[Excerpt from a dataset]
........

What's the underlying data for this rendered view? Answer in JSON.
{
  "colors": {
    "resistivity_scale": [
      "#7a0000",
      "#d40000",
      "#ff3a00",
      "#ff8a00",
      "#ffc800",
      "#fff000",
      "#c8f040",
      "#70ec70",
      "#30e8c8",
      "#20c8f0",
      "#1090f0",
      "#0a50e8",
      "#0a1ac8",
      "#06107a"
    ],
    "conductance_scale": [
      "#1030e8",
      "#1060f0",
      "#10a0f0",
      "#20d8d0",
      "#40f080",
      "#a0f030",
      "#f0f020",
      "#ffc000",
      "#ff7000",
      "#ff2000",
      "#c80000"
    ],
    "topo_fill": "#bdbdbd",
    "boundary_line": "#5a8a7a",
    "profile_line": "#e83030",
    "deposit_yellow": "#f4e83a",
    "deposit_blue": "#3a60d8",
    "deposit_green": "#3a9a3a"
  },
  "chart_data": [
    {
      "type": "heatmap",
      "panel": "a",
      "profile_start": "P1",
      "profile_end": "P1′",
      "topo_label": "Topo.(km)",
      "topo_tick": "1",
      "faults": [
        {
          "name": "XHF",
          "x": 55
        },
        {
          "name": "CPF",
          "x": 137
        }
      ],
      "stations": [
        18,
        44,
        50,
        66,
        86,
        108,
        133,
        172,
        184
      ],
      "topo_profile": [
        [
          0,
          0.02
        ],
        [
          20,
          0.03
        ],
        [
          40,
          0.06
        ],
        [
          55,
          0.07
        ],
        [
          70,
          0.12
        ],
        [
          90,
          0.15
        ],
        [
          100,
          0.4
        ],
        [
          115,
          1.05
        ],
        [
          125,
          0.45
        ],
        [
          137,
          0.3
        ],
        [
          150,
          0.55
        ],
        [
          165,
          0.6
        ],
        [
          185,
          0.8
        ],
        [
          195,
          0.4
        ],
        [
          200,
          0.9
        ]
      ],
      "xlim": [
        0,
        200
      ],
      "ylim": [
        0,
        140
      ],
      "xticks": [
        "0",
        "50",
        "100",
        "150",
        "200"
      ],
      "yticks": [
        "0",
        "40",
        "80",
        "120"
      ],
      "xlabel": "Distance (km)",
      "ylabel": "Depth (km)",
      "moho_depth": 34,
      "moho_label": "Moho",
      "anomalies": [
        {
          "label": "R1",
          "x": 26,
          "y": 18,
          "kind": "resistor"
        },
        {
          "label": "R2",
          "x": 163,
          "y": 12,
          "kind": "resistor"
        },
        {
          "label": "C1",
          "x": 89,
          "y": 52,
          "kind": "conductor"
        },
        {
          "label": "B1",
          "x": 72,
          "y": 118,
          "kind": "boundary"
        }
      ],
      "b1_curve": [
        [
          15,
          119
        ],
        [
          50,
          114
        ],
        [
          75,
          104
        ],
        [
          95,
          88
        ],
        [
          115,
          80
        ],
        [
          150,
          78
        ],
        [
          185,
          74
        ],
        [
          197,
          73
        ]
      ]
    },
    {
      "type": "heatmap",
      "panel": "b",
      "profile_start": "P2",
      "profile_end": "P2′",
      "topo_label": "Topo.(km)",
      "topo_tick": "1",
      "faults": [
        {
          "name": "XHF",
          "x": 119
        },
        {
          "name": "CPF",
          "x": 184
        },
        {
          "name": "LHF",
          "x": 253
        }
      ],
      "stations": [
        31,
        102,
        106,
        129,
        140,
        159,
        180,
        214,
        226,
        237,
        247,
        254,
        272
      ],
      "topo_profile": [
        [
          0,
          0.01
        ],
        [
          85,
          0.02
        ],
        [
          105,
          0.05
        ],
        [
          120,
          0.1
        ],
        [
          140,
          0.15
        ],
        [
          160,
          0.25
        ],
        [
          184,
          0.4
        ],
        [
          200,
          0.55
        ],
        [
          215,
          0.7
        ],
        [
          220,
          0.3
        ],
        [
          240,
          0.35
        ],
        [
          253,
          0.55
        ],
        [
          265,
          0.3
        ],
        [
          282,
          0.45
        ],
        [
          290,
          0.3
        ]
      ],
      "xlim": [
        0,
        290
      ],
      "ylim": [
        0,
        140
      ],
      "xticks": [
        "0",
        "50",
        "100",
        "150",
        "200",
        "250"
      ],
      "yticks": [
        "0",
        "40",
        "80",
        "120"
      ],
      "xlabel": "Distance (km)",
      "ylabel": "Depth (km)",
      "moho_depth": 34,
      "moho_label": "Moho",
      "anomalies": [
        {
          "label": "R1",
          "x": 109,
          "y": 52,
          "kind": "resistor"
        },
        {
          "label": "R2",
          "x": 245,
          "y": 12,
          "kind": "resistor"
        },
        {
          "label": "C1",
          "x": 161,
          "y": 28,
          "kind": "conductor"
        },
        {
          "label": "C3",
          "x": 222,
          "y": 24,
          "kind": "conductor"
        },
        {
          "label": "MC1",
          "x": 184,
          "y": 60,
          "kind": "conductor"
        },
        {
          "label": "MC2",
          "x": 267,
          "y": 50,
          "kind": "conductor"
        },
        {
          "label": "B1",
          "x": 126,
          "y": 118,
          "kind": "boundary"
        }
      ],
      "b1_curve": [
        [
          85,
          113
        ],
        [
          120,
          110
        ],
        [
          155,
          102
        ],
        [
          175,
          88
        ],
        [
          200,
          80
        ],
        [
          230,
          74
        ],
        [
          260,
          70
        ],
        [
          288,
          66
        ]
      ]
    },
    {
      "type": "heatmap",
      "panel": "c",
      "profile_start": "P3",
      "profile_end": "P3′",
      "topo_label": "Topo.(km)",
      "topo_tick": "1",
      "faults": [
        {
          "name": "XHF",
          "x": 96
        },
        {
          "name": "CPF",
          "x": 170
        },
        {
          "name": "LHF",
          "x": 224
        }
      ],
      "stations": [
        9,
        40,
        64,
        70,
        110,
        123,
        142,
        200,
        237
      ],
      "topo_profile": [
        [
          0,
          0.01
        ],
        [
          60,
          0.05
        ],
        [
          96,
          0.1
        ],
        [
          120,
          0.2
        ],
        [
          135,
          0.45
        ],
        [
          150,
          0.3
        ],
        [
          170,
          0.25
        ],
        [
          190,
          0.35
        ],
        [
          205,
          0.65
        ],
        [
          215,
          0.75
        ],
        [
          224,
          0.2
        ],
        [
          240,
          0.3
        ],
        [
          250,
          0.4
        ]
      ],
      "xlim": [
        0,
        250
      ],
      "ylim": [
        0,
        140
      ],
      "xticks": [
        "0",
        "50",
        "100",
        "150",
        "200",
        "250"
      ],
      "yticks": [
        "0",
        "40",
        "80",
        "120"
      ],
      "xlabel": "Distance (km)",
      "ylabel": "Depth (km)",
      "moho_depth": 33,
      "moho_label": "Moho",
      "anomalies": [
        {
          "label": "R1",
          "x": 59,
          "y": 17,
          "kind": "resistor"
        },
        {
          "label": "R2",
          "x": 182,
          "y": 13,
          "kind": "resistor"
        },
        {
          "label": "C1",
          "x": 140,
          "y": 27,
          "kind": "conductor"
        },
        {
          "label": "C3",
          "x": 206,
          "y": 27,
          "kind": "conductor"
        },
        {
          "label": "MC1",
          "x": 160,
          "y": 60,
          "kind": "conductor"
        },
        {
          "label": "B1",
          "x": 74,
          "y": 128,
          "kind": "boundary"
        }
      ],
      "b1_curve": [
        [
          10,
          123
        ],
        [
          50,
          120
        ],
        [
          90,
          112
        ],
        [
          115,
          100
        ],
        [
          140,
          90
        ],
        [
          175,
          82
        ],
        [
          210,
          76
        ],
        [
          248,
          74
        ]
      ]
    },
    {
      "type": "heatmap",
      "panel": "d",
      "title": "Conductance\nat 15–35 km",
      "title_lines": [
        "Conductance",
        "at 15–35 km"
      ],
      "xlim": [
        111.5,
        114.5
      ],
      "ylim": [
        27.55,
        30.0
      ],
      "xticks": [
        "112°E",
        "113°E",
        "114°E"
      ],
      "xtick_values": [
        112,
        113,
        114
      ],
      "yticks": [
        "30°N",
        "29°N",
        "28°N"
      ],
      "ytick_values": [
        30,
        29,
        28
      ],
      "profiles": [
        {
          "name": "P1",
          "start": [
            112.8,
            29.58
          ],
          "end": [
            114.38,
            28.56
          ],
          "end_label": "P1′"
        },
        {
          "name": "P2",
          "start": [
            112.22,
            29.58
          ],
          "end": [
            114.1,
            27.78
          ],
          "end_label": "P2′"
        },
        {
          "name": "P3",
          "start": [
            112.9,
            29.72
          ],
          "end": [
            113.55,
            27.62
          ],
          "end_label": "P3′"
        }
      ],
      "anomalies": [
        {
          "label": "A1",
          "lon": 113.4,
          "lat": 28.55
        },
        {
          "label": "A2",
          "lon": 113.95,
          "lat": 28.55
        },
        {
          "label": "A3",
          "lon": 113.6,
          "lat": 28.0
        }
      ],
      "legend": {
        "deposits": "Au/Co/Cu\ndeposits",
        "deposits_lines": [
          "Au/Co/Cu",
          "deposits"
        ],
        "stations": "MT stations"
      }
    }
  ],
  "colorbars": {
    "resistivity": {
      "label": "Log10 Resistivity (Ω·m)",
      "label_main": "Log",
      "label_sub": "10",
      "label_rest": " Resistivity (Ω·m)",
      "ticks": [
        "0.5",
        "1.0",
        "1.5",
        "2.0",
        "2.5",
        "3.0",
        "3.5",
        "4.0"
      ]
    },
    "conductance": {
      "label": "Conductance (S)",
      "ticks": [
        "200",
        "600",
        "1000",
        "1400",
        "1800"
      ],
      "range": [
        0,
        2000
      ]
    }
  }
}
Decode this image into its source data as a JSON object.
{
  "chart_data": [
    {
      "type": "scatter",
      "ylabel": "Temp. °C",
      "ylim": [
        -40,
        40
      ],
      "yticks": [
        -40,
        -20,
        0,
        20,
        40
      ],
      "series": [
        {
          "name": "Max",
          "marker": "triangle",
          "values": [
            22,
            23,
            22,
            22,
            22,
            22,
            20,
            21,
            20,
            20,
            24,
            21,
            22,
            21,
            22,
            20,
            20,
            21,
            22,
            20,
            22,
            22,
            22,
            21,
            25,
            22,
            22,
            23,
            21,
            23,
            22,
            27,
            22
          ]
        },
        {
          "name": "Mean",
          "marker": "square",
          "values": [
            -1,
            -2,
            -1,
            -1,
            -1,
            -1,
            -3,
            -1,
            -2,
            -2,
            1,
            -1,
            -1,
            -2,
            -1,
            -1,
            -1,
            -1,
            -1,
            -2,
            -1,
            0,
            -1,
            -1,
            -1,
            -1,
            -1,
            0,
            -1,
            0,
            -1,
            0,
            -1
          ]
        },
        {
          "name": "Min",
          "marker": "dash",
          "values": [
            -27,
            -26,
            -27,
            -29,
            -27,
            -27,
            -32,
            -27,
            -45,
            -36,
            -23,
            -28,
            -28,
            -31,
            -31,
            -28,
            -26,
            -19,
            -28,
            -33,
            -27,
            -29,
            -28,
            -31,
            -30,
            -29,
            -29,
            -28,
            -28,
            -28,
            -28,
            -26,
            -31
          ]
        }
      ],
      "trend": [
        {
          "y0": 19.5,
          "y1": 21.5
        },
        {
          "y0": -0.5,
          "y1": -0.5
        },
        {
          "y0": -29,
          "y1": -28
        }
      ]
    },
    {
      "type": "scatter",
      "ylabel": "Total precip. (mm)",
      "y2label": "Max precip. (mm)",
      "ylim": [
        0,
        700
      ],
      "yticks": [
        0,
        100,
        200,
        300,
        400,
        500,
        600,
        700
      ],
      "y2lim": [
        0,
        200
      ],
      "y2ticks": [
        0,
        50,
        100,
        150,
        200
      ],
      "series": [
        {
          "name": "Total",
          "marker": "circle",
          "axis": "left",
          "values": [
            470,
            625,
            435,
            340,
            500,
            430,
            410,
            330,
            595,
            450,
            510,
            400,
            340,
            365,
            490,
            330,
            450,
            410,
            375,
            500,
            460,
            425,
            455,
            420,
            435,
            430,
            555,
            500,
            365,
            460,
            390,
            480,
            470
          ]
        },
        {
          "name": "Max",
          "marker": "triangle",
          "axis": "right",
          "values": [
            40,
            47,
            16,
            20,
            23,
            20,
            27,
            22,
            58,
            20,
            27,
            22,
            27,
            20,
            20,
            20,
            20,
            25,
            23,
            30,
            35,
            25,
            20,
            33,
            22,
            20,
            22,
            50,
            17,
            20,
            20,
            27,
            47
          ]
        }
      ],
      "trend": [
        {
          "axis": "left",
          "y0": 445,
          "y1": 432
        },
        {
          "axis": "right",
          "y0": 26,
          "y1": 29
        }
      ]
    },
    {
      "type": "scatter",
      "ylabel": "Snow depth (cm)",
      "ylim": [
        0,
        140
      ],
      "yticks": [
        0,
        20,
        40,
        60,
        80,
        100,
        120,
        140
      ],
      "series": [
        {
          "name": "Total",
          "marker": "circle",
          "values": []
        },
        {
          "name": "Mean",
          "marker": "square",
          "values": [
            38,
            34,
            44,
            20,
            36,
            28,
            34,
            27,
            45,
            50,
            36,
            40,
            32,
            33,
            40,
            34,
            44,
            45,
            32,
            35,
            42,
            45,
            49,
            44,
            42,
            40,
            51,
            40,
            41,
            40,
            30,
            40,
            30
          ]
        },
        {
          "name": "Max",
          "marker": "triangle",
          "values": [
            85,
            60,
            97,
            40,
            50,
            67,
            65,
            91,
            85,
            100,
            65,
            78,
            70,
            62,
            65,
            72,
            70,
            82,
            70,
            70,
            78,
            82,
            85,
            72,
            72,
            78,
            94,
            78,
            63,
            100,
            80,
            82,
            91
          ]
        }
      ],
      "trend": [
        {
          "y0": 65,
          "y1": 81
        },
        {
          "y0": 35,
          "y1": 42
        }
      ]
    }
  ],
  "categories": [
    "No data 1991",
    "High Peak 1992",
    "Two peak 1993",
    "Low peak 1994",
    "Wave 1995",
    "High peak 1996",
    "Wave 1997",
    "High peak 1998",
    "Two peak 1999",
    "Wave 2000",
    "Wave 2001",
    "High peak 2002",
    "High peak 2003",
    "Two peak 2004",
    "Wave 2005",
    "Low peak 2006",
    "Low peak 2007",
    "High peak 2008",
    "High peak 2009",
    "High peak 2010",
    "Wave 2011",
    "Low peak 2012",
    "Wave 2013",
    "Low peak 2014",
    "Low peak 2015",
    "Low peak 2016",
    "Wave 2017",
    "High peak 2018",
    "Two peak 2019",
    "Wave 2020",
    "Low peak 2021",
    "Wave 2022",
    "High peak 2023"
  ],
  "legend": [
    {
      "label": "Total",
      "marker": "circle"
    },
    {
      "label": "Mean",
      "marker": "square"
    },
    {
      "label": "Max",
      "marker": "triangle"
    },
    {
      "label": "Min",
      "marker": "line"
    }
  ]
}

........

Using the listing above, show each line holding the string "JSON".

What's the underlying data for this rendered view? Answer in JSON.
Decode this image into its source data as a JSON object.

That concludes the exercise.